- _TASK STATEMENT_: Make an exact copy of all the entries, but do not reproduce the pictures.

** start of RECORDS SUPPLIED **

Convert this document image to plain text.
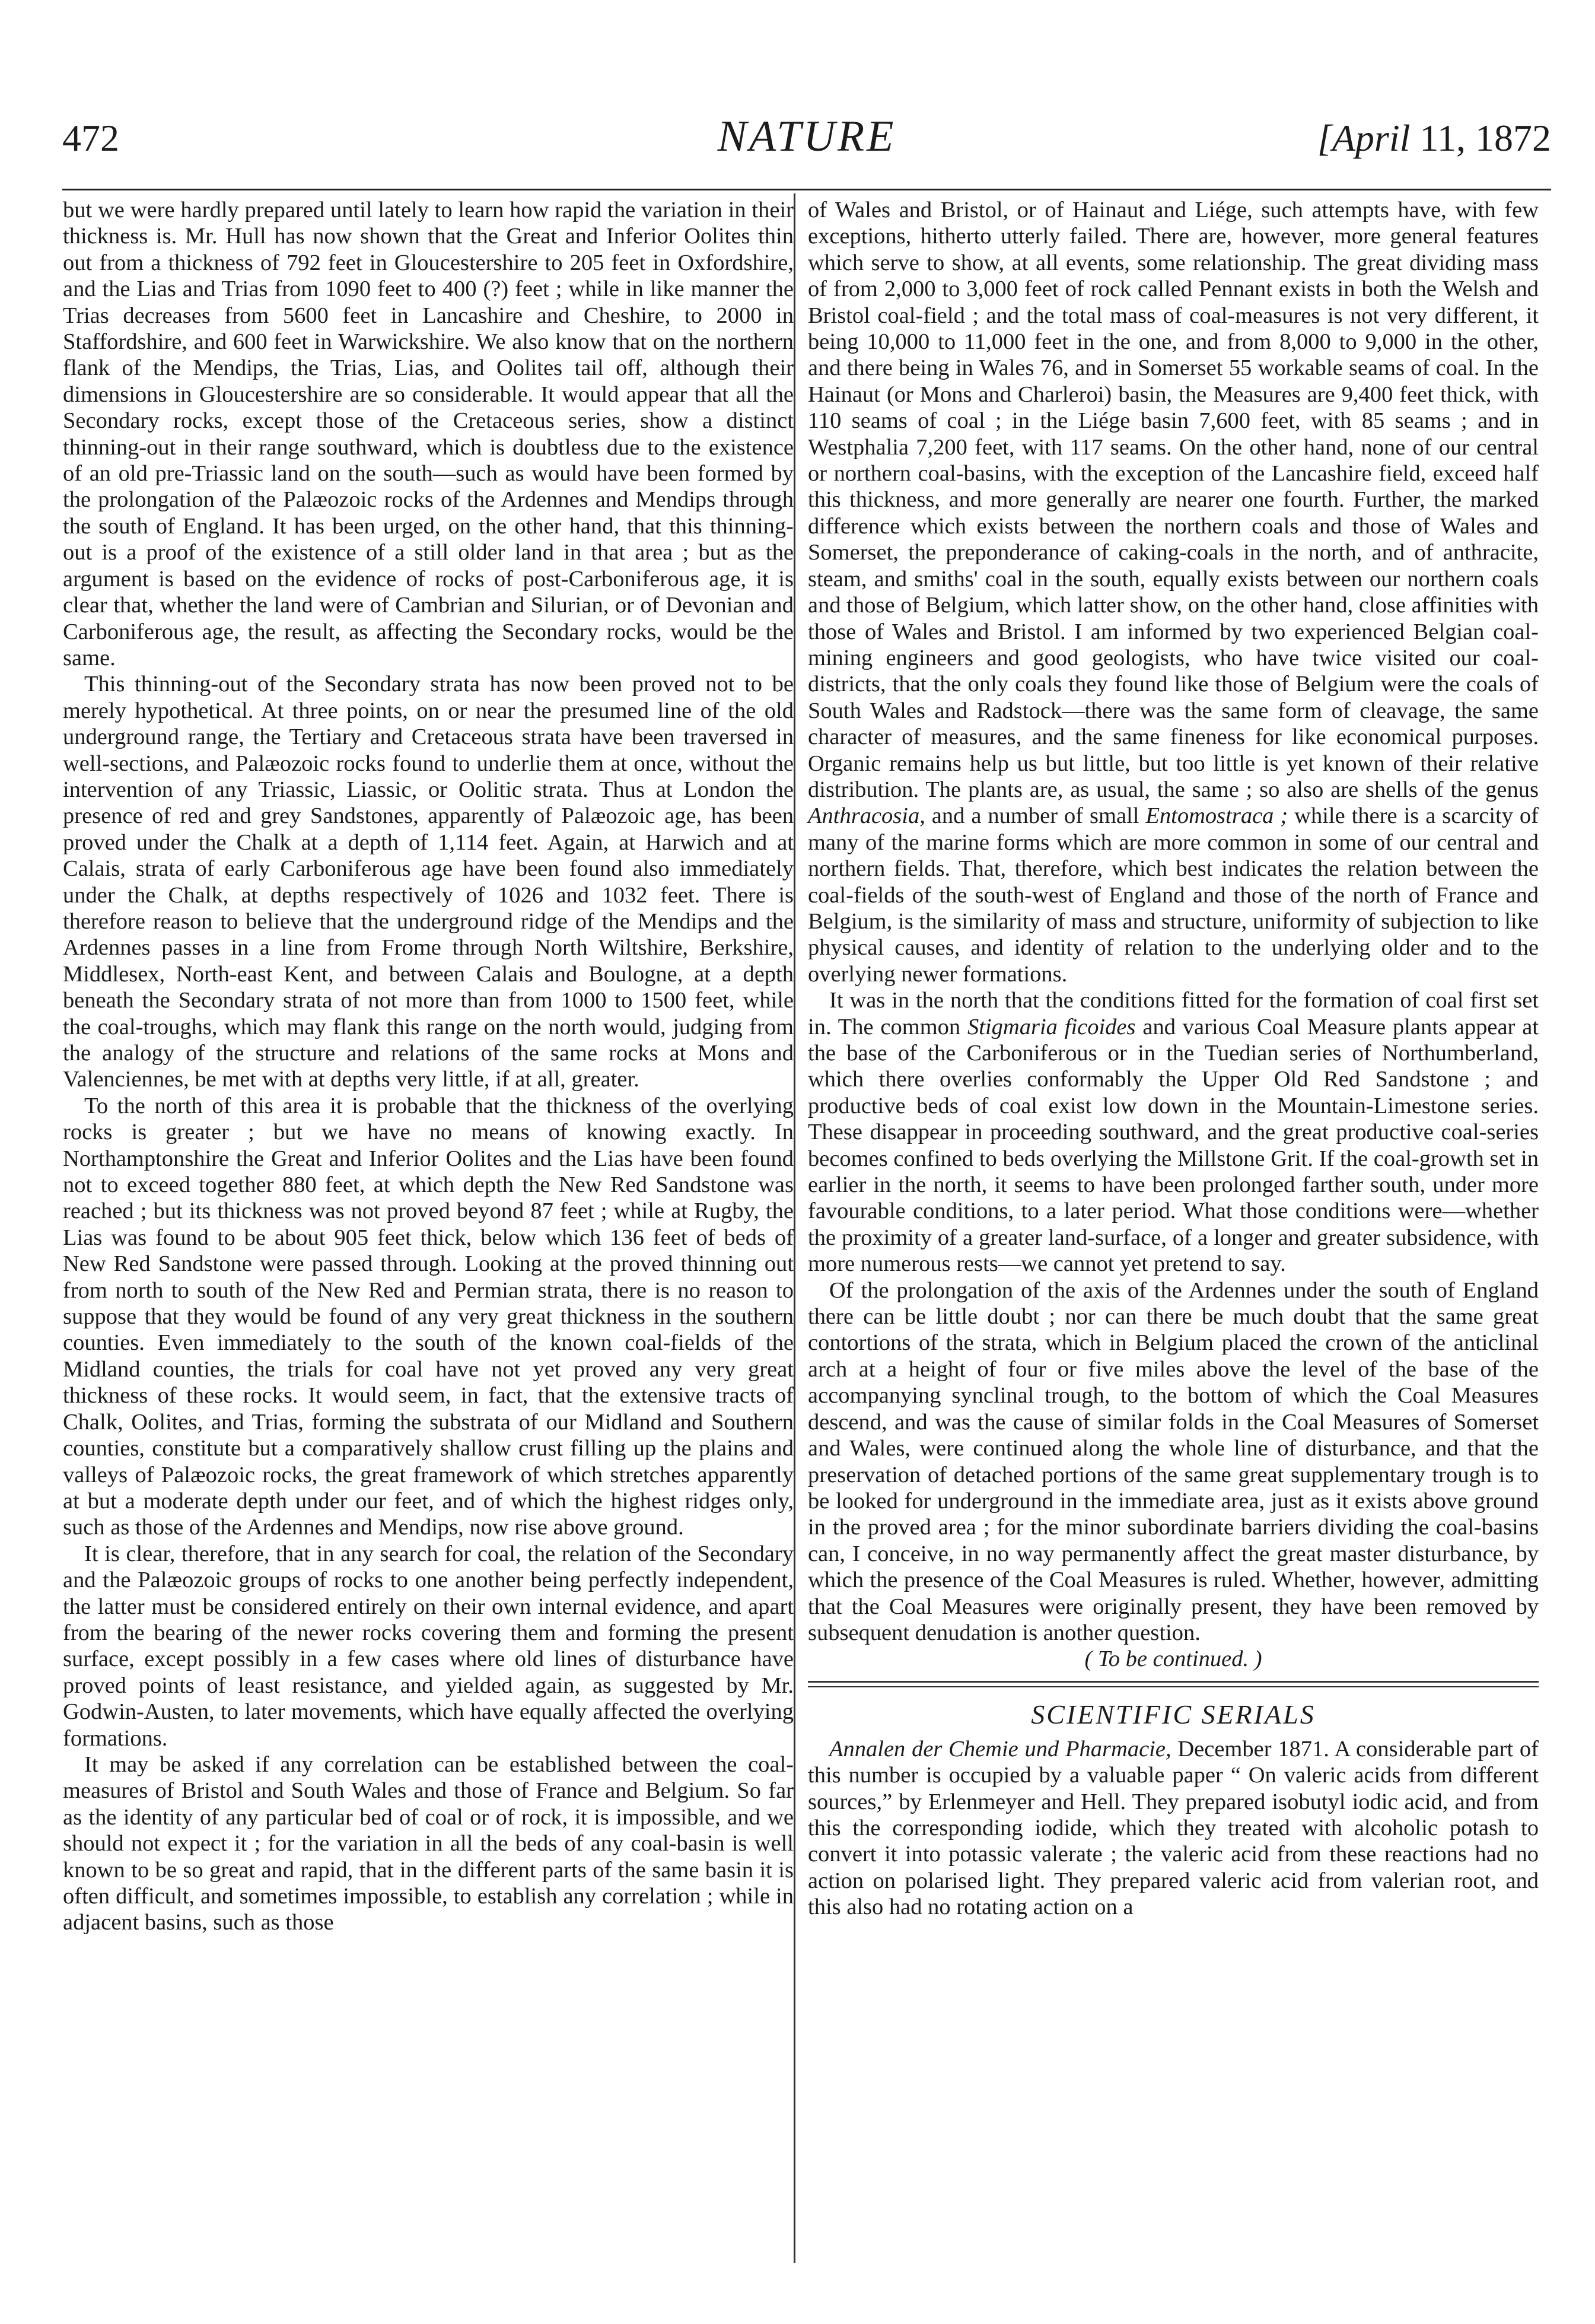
472	NATURE	[April 11, 1872

but we were hardly prepared until lately to learn how rapid the variation in their thickness is. Mr. Hull has now shown that the Great and Inferior Oolites thin out from a thickness of 792 feet in Gloucestershire to 205 feet in Oxfordshire, and the Lias and Trias from 1090 feet to 400 (?) feet ; while in like manner the Trias decreases from 5600 feet in Lancashire and Cheshire, to 2000 in Staffordshire, and 600 feet in Warwickshire. We also know that on the northern flank of the Mendips, the Trias, Lias, and Oolites tail off, although their dimensions in Gloucestershire are so considerable. It would appear that all the Secondary rocks, except those of the Cretaceous series, show a distinct thinning-out in their range southward, which is doubtless due to the existence of an old pre-Triassic land on the south—such as would have been formed by the prolongation of the Palæozoic rocks of the Ardennes and Mendips through the south of England. It has been urged, on the other hand, that this thinning-out is a proof of the existence of a still older land in that area ; but as the argument is based on the evidence of rocks of post-Carboniferous age, it is clear that, whether the land were of Cambrian and Silurian, or of Devonian and Carboniferous age, the result, as affecting the Secondary rocks, would be the same.

This thinning-out of the Secondary strata has now been proved not to be merely hypothetical. At three points, on or near the presumed line of the old underground range, the Tertiary and Cretaceous strata have been traversed in well-sections, and Palæozoic rocks found to underlie them at once, without the intervention of any Triassic, Liassic, or Oolitic strata. Thus at London the presence of red and grey Sandstones, apparently of Palæozoic age, has been proved under the Chalk at a depth of 1,114 feet. Again, at Harwich and at Calais, strata of early Carboniferous age have been found also immediately under the Chalk, at depths respectively of 1026 and 1032 feet. There is therefore reason to believe that the underground ridge of the Mendips and the Ardennes passes in a line from Frome through North Wiltshire, Berkshire, Middlesex, North-east Kent, and between Calais and Boulogne, at a depth beneath the Secondary strata of not more than from 1000 to 1500 feet, while the coal-troughs, which may flank this range on the north would, judging from the analogy of the structure and relations of the same rocks at Mons and Valenciennes, be met with at depths very little, if at all, greater.

To the north of this area it is probable that the thickness of the overlying rocks is greater ; but we have no means of knowing exactly. In Northamptonshire the Great and Inferior Oolites and the Lias have been found not to exceed together 880 feet, at which depth the New Red Sandstone was reached ; but its thickness was not proved beyond 87 feet ; while at Rugby, the Lias was found to be about 905 feet thick, below which 136 feet of beds of New Red Sandstone were passed through. Looking at the proved thinning out from north to south of the New Red and Permian strata, there is no reason to suppose that they would be found of any very great thickness in the southern counties. Even immediately to the south of the known coal-fields of the Midland counties, the trials for coal have not yet proved any very great thickness of these rocks. It would seem, in fact, that the extensive tracts of Chalk, Oolites, and Trias, forming the substrata of our Midland and Southern counties, constitute but a comparatively shallow crust filling up the plains and valleys of Palæozoic rocks, the great framework of which stretches apparently at but a moderate depth under our feet, and of which the highest ridges only, such as those of the Ardennes and Mendips, now rise above ground.

It is clear, therefore, that in any search for coal, the relation of the Secondary and the Palæozoic groups of rocks to one another being perfectly independent, the latter must be considered entirely on their own internal evidence, and apart from the bearing of the newer rocks covering them and forming the present surface, except possibly in a few cases where old lines of disturbance have proved points of least resistance, and yielded again, as suggested by Mr. Godwin-Austen, to later movements, which have equally affected the overlying formations.

It may be asked if any correlation can be established between the coal-measures of Bristol and South Wales and those of France and Belgium. So far as the identity of any particular bed of coal or of rock, it is impossible, and we should not expect it ; for the variation in all the beds of any coal-basin is well known to be so great and rapid, that in the different parts of the same basin it is often difficult, and sometimes impossible, to establish any correlation ; while in adjacent basins, such as those

of Wales and Bristol, or of Hainaut and Liége, such attempts have, with few exceptions, hitherto utterly failed. There are, however, more general features which serve to show, at all events, some relationship. The great dividing mass of from 2,000 to 3,000 feet of rock called Pennant exists in both the Welsh and Bristol coal-field ; and the total mass of coal-measures is not very different, it being 10,000 to 11,000 feet in the one, and from 8,000 to 9,000 in the other, and there being in Wales 76, and in Somerset 55 workable seams of coal. In the Hainaut (or Mons and Charleroi) basin, the Measures are 9,400 feet thick, with 110 seams of coal ; in the Liége basin 7,600 feet, with 85 seams ; and in Westphalia 7,200 feet, with 117 seams. On the other hand, none of our central or northern coal-basins, with the exception of the Lancashire field, exceed half this thickness, and more generally are nearer one fourth. Further, the marked difference which exists between the northern coals and those of Wales and Somerset, the preponderance of caking-coals in the north, and of anthracite, steam, and smiths' coal in the south, equally exists between our northern coals and those of Belgium, which latter show, on the other hand, close affinities with those of Wales and Bristol. I am informed by two experienced Belgian coal-mining engineers and good geologists, who have twice visited our coal-districts, that the only coals they found like those of Belgium were the coals of South Wales and Radstock—there was the same form of cleavage, the same character of measures, and the same fineness for like economical purposes. Organic remains help us but little, but too little is yet known of their relative distribution. The plants are, as usual, the same ; so also are shells of the genus Anthracosia, and a number of small Entomostraca ; while there is a scarcity of many of the marine forms which are more common in some of our central and northern fields. That, therefore, which best indicates the relation between the coal-fields of the south-west of England and those of the north of France and Belgium, is the similarity of mass and structure, uniformity of subjection to like physical causes, and identity of relation to the underlying older and to the overlying newer formations.

It was in the north that the conditions fitted for the formation of coal first set in. The common Stigmaria ficoides and various Coal Measure plants appear at the base of the Carboniferous or in the Tuedian series of Northumberland, which there overlies conformably the Upper Old Red Sandstone ; and productive beds of coal exist low down in the Mountain-Limestone series. These disappear in proceeding southward, and the great productive coal-series becomes confined to beds overlying the Millstone Grit. If the coal-growth set in earlier in the north, it seems to have been prolonged farther south, under more favourable conditions, to a later period. What those conditions were—whether the proximity of a greater land-surface, of a longer and greater subsidence, with more numerous rests—we cannot yet pretend to say.

Of the prolongation of the axis of the Ardennes under the south of England there can be little doubt ; nor can there be much doubt that the same great contortions of the strata, which in Belgium placed the crown of the anticlinal arch at a height of four or five miles above the level of the base of the accompanying synclinal trough, to the bottom of which the Coal Measures descend, and was the cause of similar folds in the Coal Measures of Somerset and Wales, were continued along the whole line of disturbance, and that the preservation of detached portions of the same great supplementary trough is to be looked for underground in the immediate area, just as it exists above ground in the proved area ; for the minor subordinate barriers dividing the coal-basins can, I conceive, in no way permanently affect the great master disturbance, by which the presence of the Coal Measures is ruled. Whether, however, admitting that the Coal Measures were originally present, they have been removed by subsequent denudation is another question.

( To be continued. )

SCIENTIFIC SERIALS

Annalen der Chemie und Pharmacie, December 1871. A considerable part of this number is occupied by a valuable paper “ On valeric acids from different sources,” by Erlenmeyer and Hell. They prepared isobutyl iodic acid, and from this the corresponding iodide, which they treated with alcoholic potash to convert it into potassic valerate ; the valeric acid from these reactions had no action on polarised light. They prepared valeric acid from valerian root, and this also had no rotating action on a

** end of RECORDS SUPPLIED **

- _WORKED ANSWER_:
Convert this document image to plain text.
472	NATURE	[April 11, 1872

but we were hardly prepared until lately to learn how rapid the variation in their thickness is. Mr. Hull has now shown that the Great and Inferior Oolites thin out from a thickness of 792 feet in Gloucestershire to 205 feet in Oxfordshire, and the Lias and Trias from 1090 feet to 400 (?) feet ; while in like manner the Trias decreases from 5600 feet in Lancashire and Cheshire, to 2000 in Staffordshire, and 600 feet in Warwickshire. We also know that on the northern flank of the Mendips, the Trias, Lias, and Oolites tail off, although their dimensions in Gloucestershire are so considerable. It would appear that all the Secondary rocks, except those of the Cretaceous series, show a distinct thinning-out in their range southward, which is doubtless due to the existence of an old pre-Triassic land on the south—such as would have been formed by the prolongation of the Palæozoic rocks of the Ardennes and Mendips through the south of England. It has been urged, on the other hand, that this thinning-out is a proof of the existence of a still older land in that area ; but as the argument is based on the evidence of rocks of post-Carboniferous age, it is clear that, whether the land were of Cambrian and Silurian, or of Devonian and Carboniferous age, the result, as affecting the Secondary rocks, would be the same.

This thinning-out of the Secondary strata has now been proved not to be merely hypothetical. At three points, on or near the presumed line of the old underground range, the Tertiary and Cretaceous strata have been traversed in well-sections, and Palæozoic rocks found to underlie them at once, without the intervention of any Triassic, Liassic, or Oolitic strata. Thus at London the presence of red and grey Sandstones, apparently of Palæozoic age, has been proved under the Chalk at a depth of 1,114 feet. Again, at Harwich and at Calais, strata of early Carboniferous age have been found also immediately under the Chalk, at depths respectively of 1026 and 1032 feet. There is therefore reason to believe that the underground ridge of the Mendips and the Ardennes passes in a line from Frome through North Wiltshire, Berkshire, Middlesex, North-east Kent, and between Calais and Boulogne, at a depth beneath the Secondary strata of not more than from 1000 to 1500 feet, while the coal-troughs, which may flank this range on the north would, judging from the analogy of the structure and relations of the same rocks at Mons and Valenciennes, be met with at depths very little, if at all, greater.

To the north of this area it is probable that the thickness of the overlying rocks is greater ; but we have no means of knowing exactly. In Northamptonshire the Great and Inferior Oolites and the Lias have been found not to exceed together 880 feet, at which depth the New Red Sandstone was reached ; but its thickness was not proved beyond 87 feet ; while at Rugby, the Lias was found to be about 905 feet thick, below which 136 feet of beds of New Red Sandstone were passed through. Looking at the proved thinning out from north to south of the New Red and Permian strata, there is no reason to suppose that they would be found of any very great thickness in the southern counties. Even immediately to the south of the known coal-fields of the Midland counties, the trials for coal have not yet proved any very great thickness of these rocks. It would seem, in fact, that the extensive tracts of Chalk, Oolites, and Trias, forming the substrata of our Midland and Southern counties, constitute but a comparatively shallow crust filling up the plains and valleys of Palæozoic rocks, the great framework of which stretches apparently at but a moderate depth under our feet, and of which the highest ridges only, such as those of the Ardennes and Mendips, now rise above ground.

It is clear, therefore, that in any search for coal, the relation of the Secondary and the Palæozoic groups of rocks to one another being perfectly independent, the latter must be considered entirely on their own internal evidence, and apart from the bearing of the newer rocks covering them and forming the present surface, except possibly in a few cases where old lines of disturbance have proved points of least resistance, and yielded again, as suggested by Mr. Godwin-Austen, to later movements, which have equally affected the overlying formations.

It may be asked if any correlation can be established between the coal-measures of Bristol and South Wales and those of France and Belgium. So far as the identity of any particular bed of coal or of rock, it is impossible, and we should not expect it ; for the variation in all the beds of any coal-basin is well known to be so great and rapid, that in the different parts of the same basin it is often difficult, and sometimes impossible, to establish any correlation ; while in adjacent basins, such as those

of Wales and Bristol, or of Hainaut and Liége, such attempts have, with few exceptions, hitherto utterly failed. There are, however, more general features which serve to show, at all events, some relationship. The great dividing mass of from 2,000 to 3,000 feet of rock called Pennant exists in both the Welsh and Bristol coal-field ; and the total mass of coal-measures is not very different, it being 10,000 to 11,000 feet in the one, and from 8,000 to 9,000 in the other, and there being in Wales 76, and in Somerset 55 workable seams of coal. In the Hainaut (or Mons and Charleroi) basin, the Measures are 9,400 feet thick, with 110 seams of coal ; in the Liége basin 7,600 feet, with 85 seams ; and in Westphalia 7,200 feet, with 117 seams. On the other hand, none of our central or northern coal-basins, with the exception of the Lancashire field, exceed half this thickness, and more generally are nearer one fourth. Further, the marked difference which exists between the northern coals and those of Wales and Somerset, the preponderance of caking-coals in the north, and of anthracite, steam, and smiths' coal in the south, equally exists between our northern coals and those of Belgium, which latter show, on the other hand, close affinities with those of Wales and Bristol. I am informed by two experienced Belgian coal-mining engineers and good geologists, who have twice visited our coal-districts, that the only coals they found like those of Belgium were the coals of South Wales and Radstock—there was the same form of cleavage, the same character of measures, and the same fineness for like economical purposes. Organic remains help us but little, but too little is yet known of their relative distribution. The plants are, as usual, the same ; so also are shells of the genus Anthracosia, and a number of small Entomostraca ; while there is a scarcity of many of the marine forms which are more common in some of our central and northern fields. That, therefore, which best indicates the relation between the coal-fields of the south-west of England and those of the north of France and Belgium, is the similarity of mass and structure, uniformity of subjection to like physical causes, and identity of relation to the underlying older and to the overlying newer formations.

It was in the north that the conditions fitted for the formation of coal first set in. The common Stigmaria ficoides and various Coal Measure plants appear at the base of the Carboniferous or in the Tuedian series of Northumberland, which there overlies conformably the Upper Old Red Sandstone ; and productive beds of coal exist low down in the Mountain-Limestone series. These disappear in proceeding southward, and the great productive coal-series becomes confined to beds overlying the Millstone Grit. If the coal-growth set in earlier in the north, it seems to have been prolonged farther south, under more favourable conditions, to a later period. What those conditions were—whether the proximity of a greater land-surface, of a longer and greater subsidence, with more numerous rests—we cannot yet pretend to say.

Of the prolongation of the axis of the Ardennes under the south of England there can be little doubt ; nor can there be much doubt that the same great contortions of the strata, which in Belgium placed the crown of the anticlinal arch at a height of four or five miles above the level of the base of the accompanying synclinal trough, to the bottom of which the Coal Measures descend, and was the cause of similar folds in the Coal Measures of Somerset and Wales, were continued along the whole line of disturbance, and that the preservation of detached portions of the same great supplementary trough is to be looked for underground in the immediate area, just as it exists above ground in the proved area ; for the minor subordinate barriers dividing the coal-basins can, I conceive, in no way permanently affect the great master disturbance, by which the presence of the Coal Measures is ruled. Whether, however, admitting that the Coal Measures were originally present, they have been removed by subsequent denudation is another question.

( To be continued. )

SCIENTIFIC SERIALS

Annalen der Chemie und Pharmacie, December 1871. A considerable part of this number is occupied by a valuable paper “ On valeric acids from different sources,” by Erlenmeyer and Hell. They prepared isobutyl iodic acid, and from this the corresponding iodide, which they treated with alcoholic potash to convert it into potassic valerate ; the valeric acid from these reactions had no action on polarised light. They prepared valeric acid from valerian root, and this also had no rotating action on a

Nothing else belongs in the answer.